**Material shown**
——

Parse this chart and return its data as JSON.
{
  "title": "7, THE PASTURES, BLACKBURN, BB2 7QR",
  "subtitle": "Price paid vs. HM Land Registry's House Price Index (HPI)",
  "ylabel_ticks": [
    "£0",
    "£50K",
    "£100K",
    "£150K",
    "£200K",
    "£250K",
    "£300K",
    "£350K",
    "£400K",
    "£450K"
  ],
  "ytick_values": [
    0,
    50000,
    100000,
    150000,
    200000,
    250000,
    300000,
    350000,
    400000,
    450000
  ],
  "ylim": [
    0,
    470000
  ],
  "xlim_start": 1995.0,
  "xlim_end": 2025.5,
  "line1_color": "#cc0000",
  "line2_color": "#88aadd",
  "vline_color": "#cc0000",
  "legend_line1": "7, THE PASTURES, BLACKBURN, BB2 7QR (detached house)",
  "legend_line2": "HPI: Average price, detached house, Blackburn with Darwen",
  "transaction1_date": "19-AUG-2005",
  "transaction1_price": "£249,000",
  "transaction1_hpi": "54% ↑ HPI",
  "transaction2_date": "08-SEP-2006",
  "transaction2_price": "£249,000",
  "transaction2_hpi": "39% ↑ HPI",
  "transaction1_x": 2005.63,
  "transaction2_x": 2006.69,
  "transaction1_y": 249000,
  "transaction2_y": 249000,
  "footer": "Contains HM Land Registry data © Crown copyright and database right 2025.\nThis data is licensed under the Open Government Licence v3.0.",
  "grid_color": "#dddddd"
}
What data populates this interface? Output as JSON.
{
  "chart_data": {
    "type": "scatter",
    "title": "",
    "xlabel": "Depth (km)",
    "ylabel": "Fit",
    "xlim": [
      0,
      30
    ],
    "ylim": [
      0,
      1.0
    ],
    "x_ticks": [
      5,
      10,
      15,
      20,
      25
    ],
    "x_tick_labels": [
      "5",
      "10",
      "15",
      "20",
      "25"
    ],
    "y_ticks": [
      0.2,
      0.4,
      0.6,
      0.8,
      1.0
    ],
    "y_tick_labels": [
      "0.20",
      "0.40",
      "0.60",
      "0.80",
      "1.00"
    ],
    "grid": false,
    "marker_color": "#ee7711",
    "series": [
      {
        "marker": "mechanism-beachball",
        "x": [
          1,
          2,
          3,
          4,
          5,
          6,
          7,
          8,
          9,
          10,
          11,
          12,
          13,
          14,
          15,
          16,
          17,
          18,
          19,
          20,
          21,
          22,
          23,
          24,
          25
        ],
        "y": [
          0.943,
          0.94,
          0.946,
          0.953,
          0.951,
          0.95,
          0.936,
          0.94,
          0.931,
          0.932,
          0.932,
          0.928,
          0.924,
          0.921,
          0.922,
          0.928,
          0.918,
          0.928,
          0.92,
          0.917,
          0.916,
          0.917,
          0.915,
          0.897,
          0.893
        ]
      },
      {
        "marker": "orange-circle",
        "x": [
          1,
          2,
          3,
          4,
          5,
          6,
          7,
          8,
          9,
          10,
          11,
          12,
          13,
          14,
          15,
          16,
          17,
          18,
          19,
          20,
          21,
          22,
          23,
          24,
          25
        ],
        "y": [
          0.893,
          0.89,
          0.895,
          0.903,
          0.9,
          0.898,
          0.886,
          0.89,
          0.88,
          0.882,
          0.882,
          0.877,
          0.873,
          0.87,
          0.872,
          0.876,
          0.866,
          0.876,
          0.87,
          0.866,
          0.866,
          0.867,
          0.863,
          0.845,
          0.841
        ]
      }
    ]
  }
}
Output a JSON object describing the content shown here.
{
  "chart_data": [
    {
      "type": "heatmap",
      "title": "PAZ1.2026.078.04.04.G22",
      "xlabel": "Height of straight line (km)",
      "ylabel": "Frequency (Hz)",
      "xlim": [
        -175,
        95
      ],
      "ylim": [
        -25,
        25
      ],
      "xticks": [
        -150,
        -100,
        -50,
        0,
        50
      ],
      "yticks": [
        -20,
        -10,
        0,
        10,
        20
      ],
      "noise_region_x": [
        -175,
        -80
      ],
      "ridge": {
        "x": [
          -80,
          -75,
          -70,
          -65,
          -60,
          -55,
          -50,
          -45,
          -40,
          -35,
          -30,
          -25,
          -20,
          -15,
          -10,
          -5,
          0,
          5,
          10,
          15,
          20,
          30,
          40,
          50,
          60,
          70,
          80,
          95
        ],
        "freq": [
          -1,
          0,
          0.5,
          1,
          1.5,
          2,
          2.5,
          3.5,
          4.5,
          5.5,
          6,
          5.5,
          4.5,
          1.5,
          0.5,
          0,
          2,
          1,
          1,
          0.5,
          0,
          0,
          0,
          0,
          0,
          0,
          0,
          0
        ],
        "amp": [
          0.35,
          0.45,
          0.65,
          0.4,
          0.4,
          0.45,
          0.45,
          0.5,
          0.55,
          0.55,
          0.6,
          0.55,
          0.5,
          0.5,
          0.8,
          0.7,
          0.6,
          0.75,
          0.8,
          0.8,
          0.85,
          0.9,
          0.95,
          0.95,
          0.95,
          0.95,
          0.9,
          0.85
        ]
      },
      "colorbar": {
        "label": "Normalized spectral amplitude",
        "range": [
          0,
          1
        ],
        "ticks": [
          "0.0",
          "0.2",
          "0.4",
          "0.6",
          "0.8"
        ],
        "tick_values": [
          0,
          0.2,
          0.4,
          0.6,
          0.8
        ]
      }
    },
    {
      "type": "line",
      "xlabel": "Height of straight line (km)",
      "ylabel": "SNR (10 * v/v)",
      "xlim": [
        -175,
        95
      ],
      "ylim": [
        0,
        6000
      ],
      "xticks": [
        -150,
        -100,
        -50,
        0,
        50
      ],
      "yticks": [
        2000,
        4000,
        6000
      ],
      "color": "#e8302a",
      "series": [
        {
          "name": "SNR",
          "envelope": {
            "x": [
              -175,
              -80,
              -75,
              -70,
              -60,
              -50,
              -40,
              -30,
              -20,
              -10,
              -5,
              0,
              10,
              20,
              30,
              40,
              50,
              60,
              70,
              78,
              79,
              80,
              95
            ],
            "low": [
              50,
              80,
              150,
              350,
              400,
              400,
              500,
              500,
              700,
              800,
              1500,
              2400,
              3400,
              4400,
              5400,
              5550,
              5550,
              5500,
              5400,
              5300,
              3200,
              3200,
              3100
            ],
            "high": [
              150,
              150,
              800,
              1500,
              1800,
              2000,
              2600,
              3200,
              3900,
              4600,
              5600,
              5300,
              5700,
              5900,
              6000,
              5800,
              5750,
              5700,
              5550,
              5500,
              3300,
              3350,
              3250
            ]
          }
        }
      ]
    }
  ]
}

——

**The request**
Make an exact copy of the listing, including every line.

**Task result**
Parse this chart and return its data as JSON.
{
  "title": "7, THE PASTURES, BLACKBURN, BB2 7QR",
  "subtitle": "Price paid vs. HM Land Registry's House Price Index (HPI)",
  "ylabel_ticks": [
    "£0",
    "£50K",
    "£100K",
    "£150K",
    "£200K",
    "£250K",
    "£300K",
    "£350K",
    "£400K",
    "£450K"
  ],
  "ytick_values": [
    0,
    50000,
    100000,
    150000,
    200000,
    250000,
    300000,
    350000,
    400000,
    450000
  ],
  "ylim": [
    0,
    470000
  ],
  "xlim_start": 1995.0,
  "xlim_end": 2025.5,
  "line1_color": "#cc0000",
  "line2_color": "#88aadd",
  "vline_color": "#cc0000",
  "legend_line1": "7, THE PASTURES, BLACKBURN, BB2 7QR (detached house)",
  "legend_line2": "HPI: Average price, detached house, Blackburn with Darwen",
  "transaction1_date": "19-AUG-2005",
  "transaction1_price": "£249,000",
  "transaction1_hpi": "54% ↑ HPI",
  "transaction2_date": "08-SEP-2006",
  "transaction2_price": "£249,000",
  "transaction2_hpi": "39% ↑ HPI",
  "transaction1_x": 2005.63,
  "transaction2_x": 2006.69,
  "transaction1_y": 249000,
  "transaction2_y": 249000,
  "footer": "Contains HM Land Registry data © Crown copyright and database right 2025.\nThis data is licensed under the Open Government Licence v3.0.",
  "grid_color": "#dddddd"
}
What data populates this interface? Output as JSON.
{
  "chart_data": {
    "type": "scatter",
    "title": "",
    "xlabel": "Depth (km)",
    "ylabel": "Fit",
    "xlim": [
      0,
      30
    ],
    "ylim": [
      0,
      1.0
    ],
    "x_ticks": [
      5,
      10,
      15,
      20,
      25
    ],
    "x_tick_labels": [
      "5",
      "10",
      "15",
      "20",
      "25"
    ],
    "y_ticks": [
      0.2,
      0.4,
      0.6,
      0.8,
      1.0
    ],
    "y_tick_labels": [
      "0.20",
      "0.40",
      "0.60",
      "0.80",
      "1.00"
    ],
    "grid": false,
    "marker_color": "#ee7711",
    "series": [
      {
        "marker": "mechanism-beachball",
        "x": [
          1,
          2,
          3,
          4,
          5,
          6,
          7,
          8,
          9,
          10,
          11,
          12,
          13,
          14,
          15,
          16,
          17,
          18,
          19,
          20,
          21,
          22,
          23,
          24,
          25
        ],
        "y": [
          0.943,
          0.94,
          0.946,
          0.953,
          0.951,
          0.95,
          0.936,
          0.94,
          0.931,
          0.932,
          0.932,
          0.928,
          0.924,
          0.921,
          0.922,
          0.928,
          0.918,
          0.928,
          0.92,
          0.917,
          0.916,
          0.917,
          0.915,
          0.897,
          0.893
        ]
      },
      {
        "marker": "orange-circle",
        "x": [
          1,
          2,
          3,
          4,
          5,
          6,
          7,
          8,
          9,
          10,
          11,
          12,
          13,
          14,
          15,
          16,
          17,
          18,
          19,
          20,
          21,
          22,
          23,
          24,
          25
        ],
        "y": [
          0.893,
          0.89,
          0.895,
          0.903,
          0.9,
          0.898,
          0.886,
          0.89,
          0.88,
          0.882,
          0.882,
          0.877,
          0.873,
          0.87,
          0.872,
          0.876,
          0.866,
          0.876,
          0.87,
          0.866,
          0.866,
          0.867,
          0.863,
          0.845,
          0.841
        ]
      }
    ]
  }
}
Output a JSON object describing the content shown here.
{
  "chart_data": [
    {
      "type": "heatmap",
      "title": "PAZ1.2026.078.04.04.G22",
      "xlabel": "Height of straight line (km)",
      "ylabel": "Frequency (Hz)",
      "xlim": [
        -175,
        95
      ],
      "ylim": [
        -25,
        25
      ],
      "xticks": [
        -150,
        -100,
        -50,
        0,
        50
      ],
      "yticks": [
        -20,
        -10,
        0,
        10,
        20
      ],
      "noise_region_x": [
        -175,
        -80
      ],
      "ridge": {
        "x": [
          -80,
          -75,
          -70,
          -65,
          -60,
          -55,
          -50,
          -45,
          -40,
          -35,
          -30,
          -25,
          -20,
          -15,
          -10,
          -5,
          0,
          5,
          10,
          15,
          20,
          30,
          40,
          50,
          60,
          70,
          80,
          95
        ],
        "freq": [
          -1,
          0,
          0.5,
          1,
          1.5,
          2,
          2.5,
          3.5,
          4.5,
          5.5,
          6,
          5.5,
          4.5,
          1.5,
          0.5,
          0,
          2,
          1,
          1,
          0.5,
          0,
          0,
          0,
          0,
          0,
          0,
          0,
          0
        ],
        "amp": [
          0.35,
          0.45,
          0.65,
          0.4,
          0.4,
          0.45,
          0.45,
          0.5,
          0.55,
          0.55,
          0.6,
          0.55,
          0.5,
          0.5,
          0.8,
          0.7,
          0.6,
          0.75,
          0.8,
          0.8,
          0.85,
          0.9,
          0.95,
          0.95,
          0.95,
          0.95,
          0.9,
          0.85
        ]
      },
      "colorbar": {
        "label": "Normalized spectral amplitude",
        "range": [
          0,
          1
        ],
        "ticks": [
          "0.0",
          "0.2",
          "0.4",
          "0.6",
          "0.8"
        ],
        "tick_values": [
          0,
          0.2,
          0.4,
          0.6,
          0.8
        ]
      }
    },
    {
      "type": "line",
      "xlabel": "Height of straight line (km)",
      "ylabel": "SNR (10 * v/v)",
      "xlim": [
        -175,
        95
      ],
      "ylim": [
        0,
        6000
      ],
      "xticks": [
        -150,
        -100,
        -50,
        0,
        50
      ],
      "yticks": [
        2000,
        4000,
        6000
      ],
      "color": "#e8302a",
      "series": [
        {
          "name": "SNR",
          "envelope": {
            "x": [
              -175,
              -80,
              -75,
              -70,
              -60,
              -50,
              -40,
              -30,
              -20,
              -10,
              -5,
              0,
              10,
              20,
              30,
              40,
              50,
              60,
              70,
              78,
              79,
              80,
              95
            ],
            "low": [
              50,
              80,
              150,
              350,
              400,
              400,
              500,
              500,
              700,
              800,
              1500,
              2400,
              3400,
              4400,
              5400,
              5550,
              5550,
              5500,
              5400,
              5300,
              3200,
              3200,
              3100
            ],
            "high": [
              150,
              150,
              800,
              1500,
              1800,
              2000,
              2600,
              3200,
              3900,
              4600,
              5600,
              5300,
              5700,
              5900,
              6000,
              5800,
              5750,
              5700,
              5550,
              5500,
              3300,
              3350,
              3250
            ]
          }
        }
      ]
    }
  ]
}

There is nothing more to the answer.